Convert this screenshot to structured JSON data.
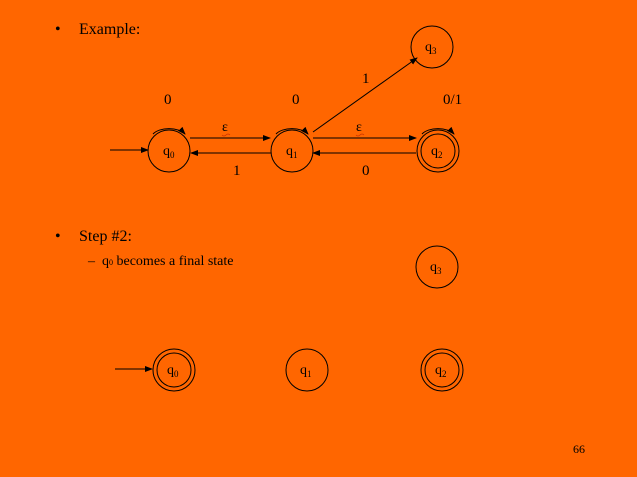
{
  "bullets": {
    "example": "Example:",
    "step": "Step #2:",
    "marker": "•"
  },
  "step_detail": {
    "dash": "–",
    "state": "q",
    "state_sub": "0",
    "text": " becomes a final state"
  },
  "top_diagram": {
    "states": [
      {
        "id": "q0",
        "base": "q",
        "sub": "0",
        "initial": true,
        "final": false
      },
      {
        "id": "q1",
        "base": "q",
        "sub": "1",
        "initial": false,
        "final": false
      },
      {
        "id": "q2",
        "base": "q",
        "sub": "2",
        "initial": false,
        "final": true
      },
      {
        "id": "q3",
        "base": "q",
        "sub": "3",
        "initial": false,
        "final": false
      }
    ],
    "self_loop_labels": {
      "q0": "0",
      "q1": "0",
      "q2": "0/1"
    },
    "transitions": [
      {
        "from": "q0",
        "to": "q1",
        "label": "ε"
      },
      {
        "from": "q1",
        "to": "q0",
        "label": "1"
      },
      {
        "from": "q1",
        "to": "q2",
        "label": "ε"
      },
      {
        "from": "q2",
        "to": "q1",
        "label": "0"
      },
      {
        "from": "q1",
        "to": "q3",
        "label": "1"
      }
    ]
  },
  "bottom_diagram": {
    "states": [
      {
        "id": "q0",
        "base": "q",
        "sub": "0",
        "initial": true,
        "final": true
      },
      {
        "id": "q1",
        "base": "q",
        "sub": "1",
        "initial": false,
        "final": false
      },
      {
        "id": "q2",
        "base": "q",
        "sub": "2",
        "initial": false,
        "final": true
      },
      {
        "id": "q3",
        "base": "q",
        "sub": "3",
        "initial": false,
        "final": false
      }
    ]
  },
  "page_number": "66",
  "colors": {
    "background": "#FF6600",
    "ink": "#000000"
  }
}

·····

Task details: Output, exactly, all the records above; include no pictures.

The output:
Convert this screenshot to structured JSON data.
{
  "bullets": {
    "example": "Example:",
    "step": "Step #2:",
    "marker": "•"
  },
  "step_detail": {
    "dash": "–",
    "state": "q",
    "state_sub": "0",
    "text": " becomes a final state"
  },
  "top_diagram": {
    "states": [
      {
        "id": "q0",
        "base": "q",
        "sub": "0",
        "initial": true,
        "final": false
      },
      {
        "id": "q1",
        "base": "q",
        "sub": "1",
        "initial": false,
        "final": false
      },
      {
        "id": "q2",
        "base": "q",
        "sub": "2",
        "initial": false,
        "final": true
      },
      {
        "id": "q3",
        "base": "q",
        "sub": "3",
        "initial": false,
        "final": false
      }
    ],
    "self_loop_labels": {
      "q0": "0",
      "q1": "0",
      "q2": "0/1"
    },
    "transitions": [
      {
        "from": "q0",
        "to": "q1",
        "label": "ε"
      },
      {
        "from": "q1",
        "to": "q0",
        "label": "1"
      },
      {
        "from": "q1",
        "to": "q2",
        "label": "ε"
      },
      {
        "from": "q2",
        "to": "q1",
        "label": "0"
      },
      {
        "from": "q1",
        "to": "q3",
        "label": "1"
      }
    ]
  },
  "bottom_diagram": {
    "states": [
      {
        "id": "q0",
        "base": "q",
        "sub": "0",
        "initial": true,
        "final": true
      },
      {
        "id": "q1",
        "base": "q",
        "sub": "1",
        "initial": false,
        "final": false
      },
      {
        "id": "q2",
        "base": "q",
        "sub": "2",
        "initial": false,
        "final": true
      },
      {
        "id": "q3",
        "base": "q",
        "sub": "3",
        "initial": false,
        "final": false
      }
    ]
  },
  "page_number": "66",
  "colors": {
    "background": "#FF6600",
    "ink": "#000000"
  }
}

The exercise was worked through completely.